GOAL - Copy out every record below exactly as written, but leave out any pictures.

DATA FOR THIS TASK -
/---

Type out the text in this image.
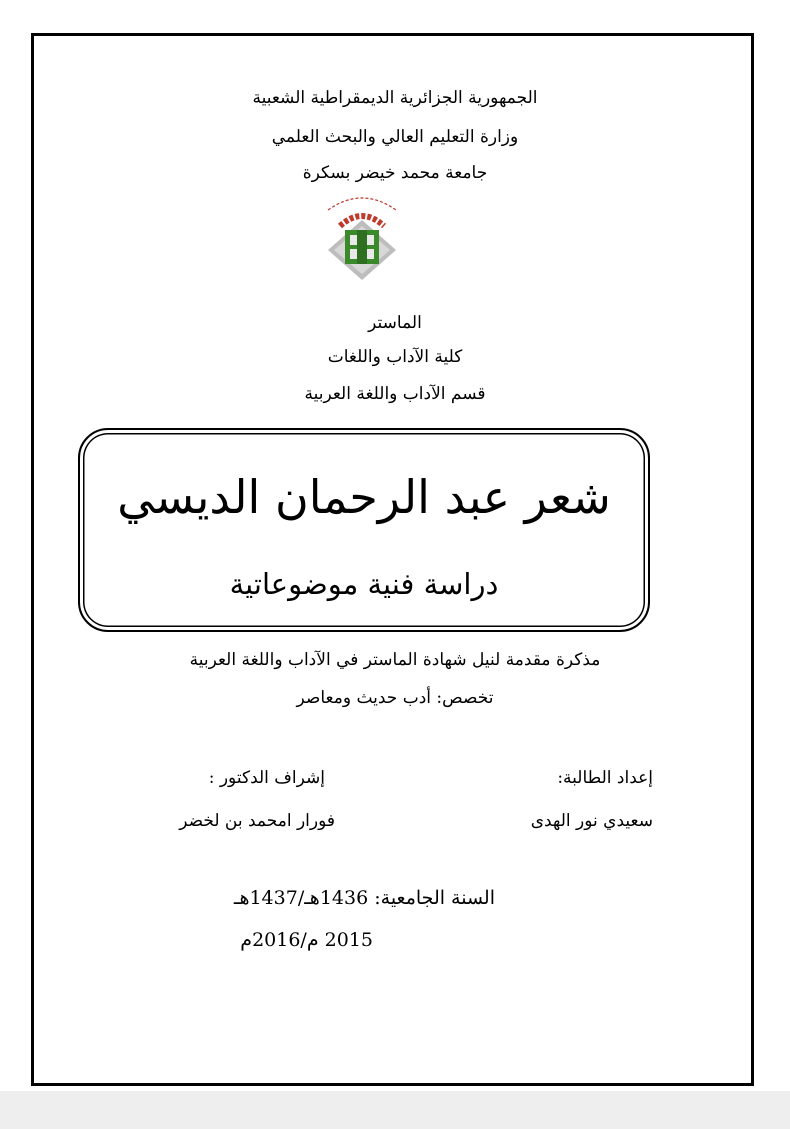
الجمهورية الجزائرية الديمقراطية الشعبية
وزارة التعليم العالي والبحث العلمي
جامعة محمد خيضر بسكرة
الماستر
كلية الآداب واللغات
قسم الآداب واللغة العربية
شعر عبد الرحمان الديسي
دراسة فنية موضوعاتية
مذكرة مقدمة لنيل شهادة الماستر في الآداب واللغة العربية
تخصص: أدب حديث ومعاصر
إعداد الطالبة:
إشراف الدكتور :
سعيدي نور الهدى
فورار امحمد بن لخضر
السنة الجامعية: 1436هـ/1437هـ
2015 م/2016م
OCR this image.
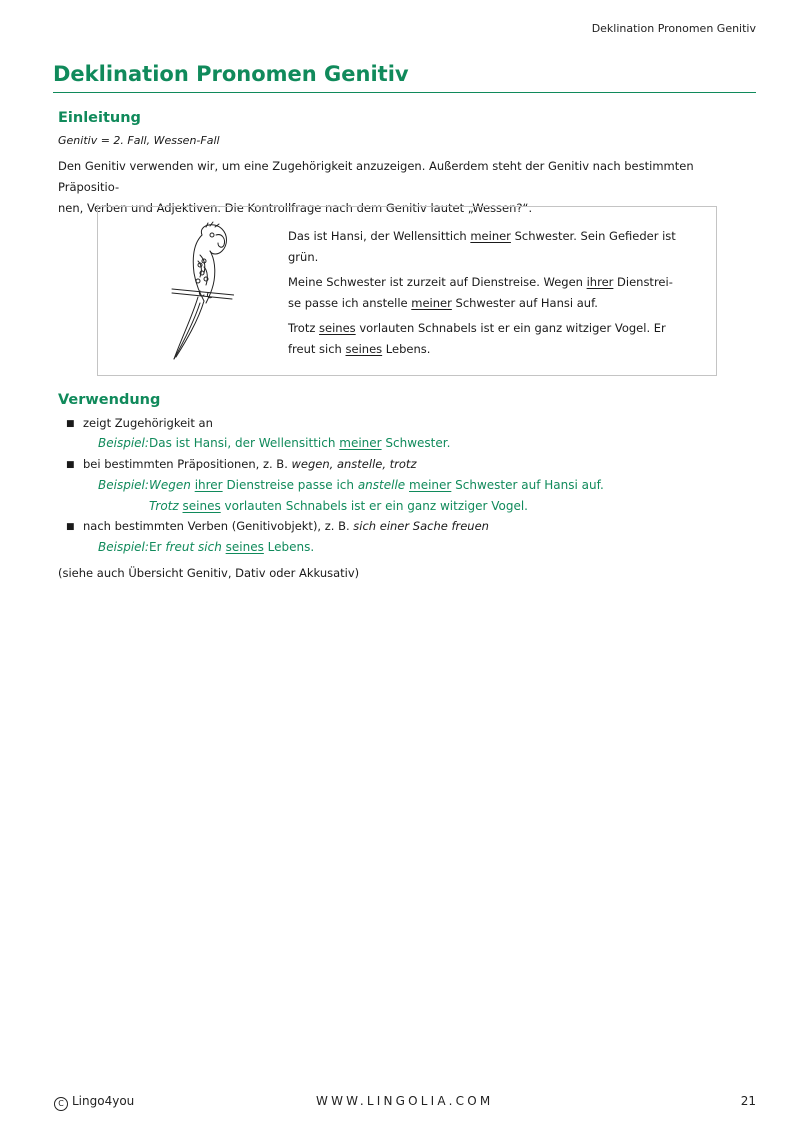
Deklination Pronomen Genitiv
Deklination Pronomen Genitiv
Einleitung

Genitiv = 2. Fall, Wessen-Fall

Den Genitiv verwenden wir, um eine Zugehörigkeit anzuzeigen. Außerdem steht der Genitiv nach bestimmten Präpositio-
nen, Verben und Adjektiven. Die Kontrollfrage nach dem Genitiv lautet „Wessen?“.

Das ist Hansi, der Wellensittich meiner Schwester. Sein Gefieder ist
grün.

Meine Schwester ist zurzeit auf Dienstreise. Wegen ihrer Dienstrei-
se passe ich anstelle meiner Schwester auf Hansi auf.

Trotz seines vorlauten Schnabels ist er ein ganz witziger Vogel. Er
freut sich seines Lebens.

Verwendung
■ zeigt Zugehörigkeit an
Beispiel:Das ist Hansi, der Wellensittich meiner Schwester.
■ bei bestimmten Präpositionen, z. B. wegen, anstelle, trotz
Beispiel:Wegen ihrer Dienstreise passe ich anstelle meiner Schwester auf Hansi auf.
Trotz seines vorlauten Schnabels ist er ein ganz witziger Vogel.
■ nach bestimmten Verben (Genitivobjekt), z. B. sich einer Sache freuen
Beispiel:Er freut sich seines Lebens.

(siehe auch Übersicht Genitiv, Dativ oder Akkusativ)

C Lingo4you	WWW.LINGOLIA.COM	21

\---

SOLUTION TO THIS TASK -
Type out the text in this image.
الجمهورية الجزائرية الديمقراطية الشعبية
وزارة التعليم العالي والبحث العلمي
جامعة محمد خيضر بسكرة
الماستر
كلية الآداب واللغات
قسم الآداب واللغة العربية
شعر عبد الرحمان الديسي
دراسة فنية موضوعاتية
مذكرة مقدمة لنيل شهادة الماستر في الآداب واللغة العربية
تخصص: أدب حديث ومعاصر
إعداد الطالبة:
إشراف الدكتور :
سعيدي نور الهدى
فورار امحمد بن لخضر
السنة الجامعية: 1436هـ/1437هـ
2015 م/2016م
OCR this image.
Deklination Pronomen Genitiv
Deklination Pronomen Genitiv
Einleitung

Genitiv = 2. Fall, Wessen-Fall

Den Genitiv verwenden wir, um eine Zugehörigkeit anzuzeigen. Außerdem steht der Genitiv nach bestimmten Präpositio-
nen, Verben und Adjektiven. Die Kontrollfrage nach dem Genitiv lautet „Wessen?“.

Das ist Hansi, der Wellensittich meiner Schwester. Sein Gefieder ist
grün.

Meine Schwester ist zurzeit auf Dienstreise. Wegen ihrer Dienstrei-
se passe ich anstelle meiner Schwester auf Hansi auf.

Trotz seines vorlauten Schnabels ist er ein ganz witziger Vogel. Er
freut sich seines Lebens.

Verwendung
■ zeigt Zugehörigkeit an
Beispiel:Das ist Hansi, der Wellensittich meiner Schwester.
■ bei bestimmten Präpositionen, z. B. wegen, anstelle, trotz
Beispiel:Wegen ihrer Dienstreise passe ich anstelle meiner Schwester auf Hansi auf.
Trotz seines vorlauten Schnabels ist er ein ganz witziger Vogel.
■ nach bestimmten Verben (Genitivobjekt), z. B. sich einer Sache freuen
Beispiel:Er freut sich seines Lebens.

(siehe auch Übersicht Genitiv, Dativ oder Akkusativ)

C Lingo4you	WWW.LINGOLIA.COM	21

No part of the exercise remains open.